# Exercise goal
Comb through the entries for "schon" and pull out each line that holds it.
------ Data records ------
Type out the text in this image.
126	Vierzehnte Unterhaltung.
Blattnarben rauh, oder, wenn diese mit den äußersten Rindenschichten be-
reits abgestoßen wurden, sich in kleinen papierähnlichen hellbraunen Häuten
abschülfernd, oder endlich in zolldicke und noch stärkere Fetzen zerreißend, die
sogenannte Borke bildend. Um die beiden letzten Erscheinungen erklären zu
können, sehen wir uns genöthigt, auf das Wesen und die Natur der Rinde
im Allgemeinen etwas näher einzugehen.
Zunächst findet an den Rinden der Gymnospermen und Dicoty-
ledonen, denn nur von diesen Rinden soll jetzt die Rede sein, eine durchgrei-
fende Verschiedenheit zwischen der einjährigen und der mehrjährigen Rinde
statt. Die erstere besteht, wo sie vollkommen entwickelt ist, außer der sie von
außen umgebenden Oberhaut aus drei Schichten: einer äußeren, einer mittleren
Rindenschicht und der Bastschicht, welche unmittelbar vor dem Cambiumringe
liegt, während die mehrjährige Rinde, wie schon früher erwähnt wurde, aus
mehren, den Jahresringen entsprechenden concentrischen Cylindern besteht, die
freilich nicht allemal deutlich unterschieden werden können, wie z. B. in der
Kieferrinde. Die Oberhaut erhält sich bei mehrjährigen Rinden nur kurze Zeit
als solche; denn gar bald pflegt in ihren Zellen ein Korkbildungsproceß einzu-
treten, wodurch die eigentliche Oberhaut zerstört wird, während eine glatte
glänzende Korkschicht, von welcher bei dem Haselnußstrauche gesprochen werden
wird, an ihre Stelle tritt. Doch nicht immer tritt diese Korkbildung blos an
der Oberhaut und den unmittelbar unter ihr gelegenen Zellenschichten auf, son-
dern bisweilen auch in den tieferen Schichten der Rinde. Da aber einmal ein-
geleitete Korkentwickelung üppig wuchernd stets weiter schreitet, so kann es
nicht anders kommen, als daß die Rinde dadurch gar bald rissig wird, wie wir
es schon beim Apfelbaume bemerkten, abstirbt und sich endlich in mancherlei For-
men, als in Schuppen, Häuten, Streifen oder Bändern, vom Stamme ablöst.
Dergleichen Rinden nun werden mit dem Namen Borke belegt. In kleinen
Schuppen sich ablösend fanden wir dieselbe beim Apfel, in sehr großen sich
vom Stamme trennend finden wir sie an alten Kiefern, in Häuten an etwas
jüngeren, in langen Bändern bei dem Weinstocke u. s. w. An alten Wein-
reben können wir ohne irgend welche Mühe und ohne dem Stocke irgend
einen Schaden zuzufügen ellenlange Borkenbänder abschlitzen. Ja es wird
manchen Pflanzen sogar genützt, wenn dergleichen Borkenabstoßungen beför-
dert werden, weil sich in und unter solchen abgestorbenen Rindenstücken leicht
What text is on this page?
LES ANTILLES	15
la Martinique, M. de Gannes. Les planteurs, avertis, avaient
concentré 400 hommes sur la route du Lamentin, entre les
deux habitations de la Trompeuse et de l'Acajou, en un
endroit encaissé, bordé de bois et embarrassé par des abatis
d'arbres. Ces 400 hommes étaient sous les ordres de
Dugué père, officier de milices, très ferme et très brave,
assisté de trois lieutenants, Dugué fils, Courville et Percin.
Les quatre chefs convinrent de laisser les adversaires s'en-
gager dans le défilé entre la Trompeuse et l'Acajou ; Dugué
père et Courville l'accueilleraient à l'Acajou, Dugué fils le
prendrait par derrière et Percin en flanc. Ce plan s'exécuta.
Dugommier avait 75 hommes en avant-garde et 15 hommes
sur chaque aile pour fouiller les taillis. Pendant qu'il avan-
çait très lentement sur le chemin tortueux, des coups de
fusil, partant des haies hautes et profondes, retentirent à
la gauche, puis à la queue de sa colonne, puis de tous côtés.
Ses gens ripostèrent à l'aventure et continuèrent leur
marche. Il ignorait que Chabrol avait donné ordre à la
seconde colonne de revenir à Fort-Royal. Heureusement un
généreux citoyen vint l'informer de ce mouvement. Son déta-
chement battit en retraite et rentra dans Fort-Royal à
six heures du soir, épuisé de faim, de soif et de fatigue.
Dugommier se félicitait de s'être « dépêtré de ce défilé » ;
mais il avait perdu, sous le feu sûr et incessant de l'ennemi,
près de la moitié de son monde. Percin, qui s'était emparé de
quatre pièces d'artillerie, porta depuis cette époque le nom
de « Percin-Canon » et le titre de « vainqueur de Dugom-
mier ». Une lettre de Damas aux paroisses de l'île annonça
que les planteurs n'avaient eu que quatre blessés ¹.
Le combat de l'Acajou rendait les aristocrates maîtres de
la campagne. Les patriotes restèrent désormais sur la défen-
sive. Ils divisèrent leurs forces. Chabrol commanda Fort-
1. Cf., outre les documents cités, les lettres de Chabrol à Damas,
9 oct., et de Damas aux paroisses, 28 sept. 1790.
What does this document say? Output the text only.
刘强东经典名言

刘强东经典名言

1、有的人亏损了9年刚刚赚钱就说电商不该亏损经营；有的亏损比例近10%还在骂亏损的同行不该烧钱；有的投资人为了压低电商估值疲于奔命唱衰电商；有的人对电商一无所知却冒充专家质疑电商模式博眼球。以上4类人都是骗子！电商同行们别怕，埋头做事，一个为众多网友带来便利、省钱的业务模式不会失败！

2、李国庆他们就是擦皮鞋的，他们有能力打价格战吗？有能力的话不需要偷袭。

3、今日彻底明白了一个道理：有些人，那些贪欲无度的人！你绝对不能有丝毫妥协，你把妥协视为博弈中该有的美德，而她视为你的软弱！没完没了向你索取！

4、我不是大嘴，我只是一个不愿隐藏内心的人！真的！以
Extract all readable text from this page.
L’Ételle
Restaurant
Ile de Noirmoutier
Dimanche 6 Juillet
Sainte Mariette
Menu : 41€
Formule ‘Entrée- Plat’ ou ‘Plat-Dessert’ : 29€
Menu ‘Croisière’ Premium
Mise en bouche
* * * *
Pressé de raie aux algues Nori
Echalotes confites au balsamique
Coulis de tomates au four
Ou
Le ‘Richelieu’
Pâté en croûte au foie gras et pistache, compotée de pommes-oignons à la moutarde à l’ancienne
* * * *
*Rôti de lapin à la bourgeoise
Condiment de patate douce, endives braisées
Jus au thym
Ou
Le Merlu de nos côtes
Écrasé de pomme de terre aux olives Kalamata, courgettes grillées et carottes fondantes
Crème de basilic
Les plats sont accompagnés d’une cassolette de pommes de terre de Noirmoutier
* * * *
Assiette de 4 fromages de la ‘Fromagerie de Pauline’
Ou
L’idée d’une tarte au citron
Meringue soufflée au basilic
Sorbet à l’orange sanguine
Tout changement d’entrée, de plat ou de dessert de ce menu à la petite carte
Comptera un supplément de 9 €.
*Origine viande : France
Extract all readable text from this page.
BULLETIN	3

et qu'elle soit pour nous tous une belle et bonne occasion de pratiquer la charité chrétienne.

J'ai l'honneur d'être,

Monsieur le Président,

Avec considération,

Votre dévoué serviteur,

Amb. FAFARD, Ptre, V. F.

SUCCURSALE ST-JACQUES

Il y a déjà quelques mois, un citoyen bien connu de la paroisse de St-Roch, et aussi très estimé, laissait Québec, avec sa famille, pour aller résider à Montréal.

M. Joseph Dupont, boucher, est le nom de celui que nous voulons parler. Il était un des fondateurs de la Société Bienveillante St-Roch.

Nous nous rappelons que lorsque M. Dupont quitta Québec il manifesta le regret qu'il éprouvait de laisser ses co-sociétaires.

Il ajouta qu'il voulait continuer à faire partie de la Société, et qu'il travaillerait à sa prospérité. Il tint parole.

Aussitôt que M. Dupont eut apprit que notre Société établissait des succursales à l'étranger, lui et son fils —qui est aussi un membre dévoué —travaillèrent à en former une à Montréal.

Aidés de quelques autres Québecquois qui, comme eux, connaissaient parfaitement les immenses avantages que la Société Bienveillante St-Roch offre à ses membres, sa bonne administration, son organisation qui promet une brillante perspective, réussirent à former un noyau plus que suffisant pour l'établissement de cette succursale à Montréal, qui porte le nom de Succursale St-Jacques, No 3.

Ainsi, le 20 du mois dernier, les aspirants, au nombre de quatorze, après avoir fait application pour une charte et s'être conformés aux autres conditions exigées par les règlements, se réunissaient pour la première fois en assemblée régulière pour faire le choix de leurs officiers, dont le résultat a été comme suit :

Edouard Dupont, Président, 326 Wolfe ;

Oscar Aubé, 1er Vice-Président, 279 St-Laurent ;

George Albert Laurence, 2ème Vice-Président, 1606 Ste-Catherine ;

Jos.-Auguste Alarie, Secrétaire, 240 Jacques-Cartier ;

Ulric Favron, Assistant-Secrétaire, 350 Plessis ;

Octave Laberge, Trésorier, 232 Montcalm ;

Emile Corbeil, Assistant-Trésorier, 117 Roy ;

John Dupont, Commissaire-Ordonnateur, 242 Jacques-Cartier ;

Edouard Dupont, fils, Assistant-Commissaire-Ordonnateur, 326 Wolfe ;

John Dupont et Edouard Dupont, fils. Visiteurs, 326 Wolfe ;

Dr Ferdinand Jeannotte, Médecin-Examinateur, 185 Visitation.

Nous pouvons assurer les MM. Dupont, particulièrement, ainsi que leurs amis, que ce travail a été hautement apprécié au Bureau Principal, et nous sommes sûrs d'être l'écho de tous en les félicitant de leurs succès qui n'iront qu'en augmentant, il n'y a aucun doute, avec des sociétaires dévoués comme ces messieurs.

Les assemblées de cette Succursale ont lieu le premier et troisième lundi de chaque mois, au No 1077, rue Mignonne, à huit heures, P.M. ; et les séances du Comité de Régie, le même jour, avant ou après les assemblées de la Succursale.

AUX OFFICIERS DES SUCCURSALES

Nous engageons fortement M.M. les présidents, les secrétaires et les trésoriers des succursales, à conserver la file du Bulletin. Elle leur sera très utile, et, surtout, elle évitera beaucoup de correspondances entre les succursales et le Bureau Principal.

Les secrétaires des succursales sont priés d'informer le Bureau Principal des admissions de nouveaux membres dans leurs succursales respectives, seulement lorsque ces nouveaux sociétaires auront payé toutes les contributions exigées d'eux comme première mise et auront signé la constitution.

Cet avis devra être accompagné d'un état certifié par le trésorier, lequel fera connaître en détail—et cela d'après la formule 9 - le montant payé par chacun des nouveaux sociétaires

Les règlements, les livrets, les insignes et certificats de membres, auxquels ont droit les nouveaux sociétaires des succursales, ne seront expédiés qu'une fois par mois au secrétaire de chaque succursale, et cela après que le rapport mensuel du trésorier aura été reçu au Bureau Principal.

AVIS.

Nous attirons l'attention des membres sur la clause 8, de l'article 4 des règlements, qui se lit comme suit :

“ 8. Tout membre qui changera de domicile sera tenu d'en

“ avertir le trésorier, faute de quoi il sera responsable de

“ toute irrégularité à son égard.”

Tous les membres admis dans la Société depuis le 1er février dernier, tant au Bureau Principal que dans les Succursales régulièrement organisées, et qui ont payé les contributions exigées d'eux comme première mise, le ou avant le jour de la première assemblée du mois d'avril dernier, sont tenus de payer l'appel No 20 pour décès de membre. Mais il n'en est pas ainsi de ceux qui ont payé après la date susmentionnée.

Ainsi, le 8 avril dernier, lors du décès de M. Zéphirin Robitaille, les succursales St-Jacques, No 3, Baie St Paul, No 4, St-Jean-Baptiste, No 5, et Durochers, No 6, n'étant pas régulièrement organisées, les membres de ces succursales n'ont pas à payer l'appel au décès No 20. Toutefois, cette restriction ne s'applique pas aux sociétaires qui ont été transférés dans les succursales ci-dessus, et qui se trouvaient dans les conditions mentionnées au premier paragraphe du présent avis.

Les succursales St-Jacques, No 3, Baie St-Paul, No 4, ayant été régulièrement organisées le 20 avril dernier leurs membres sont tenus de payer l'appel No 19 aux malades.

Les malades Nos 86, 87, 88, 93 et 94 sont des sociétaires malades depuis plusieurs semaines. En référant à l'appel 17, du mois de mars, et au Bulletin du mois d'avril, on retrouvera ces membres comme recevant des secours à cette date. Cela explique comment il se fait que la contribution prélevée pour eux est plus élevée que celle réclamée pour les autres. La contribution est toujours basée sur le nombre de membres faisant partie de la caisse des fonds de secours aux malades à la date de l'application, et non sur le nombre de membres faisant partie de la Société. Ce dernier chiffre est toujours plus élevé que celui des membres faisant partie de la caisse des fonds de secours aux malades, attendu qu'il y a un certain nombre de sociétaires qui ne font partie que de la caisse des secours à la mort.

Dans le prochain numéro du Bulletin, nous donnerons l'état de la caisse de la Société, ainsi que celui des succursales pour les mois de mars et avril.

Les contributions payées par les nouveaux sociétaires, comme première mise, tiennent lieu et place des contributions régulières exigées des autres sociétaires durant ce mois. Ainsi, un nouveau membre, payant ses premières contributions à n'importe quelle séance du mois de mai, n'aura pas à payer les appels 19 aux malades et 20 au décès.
------
# The reply
liegt, während die mehrjährige Rinde, wie schon früher erwähnt wurde, aus
es schon beim Apfelbaume bemerkten, abstirbt und sich endlich in mancherlei For-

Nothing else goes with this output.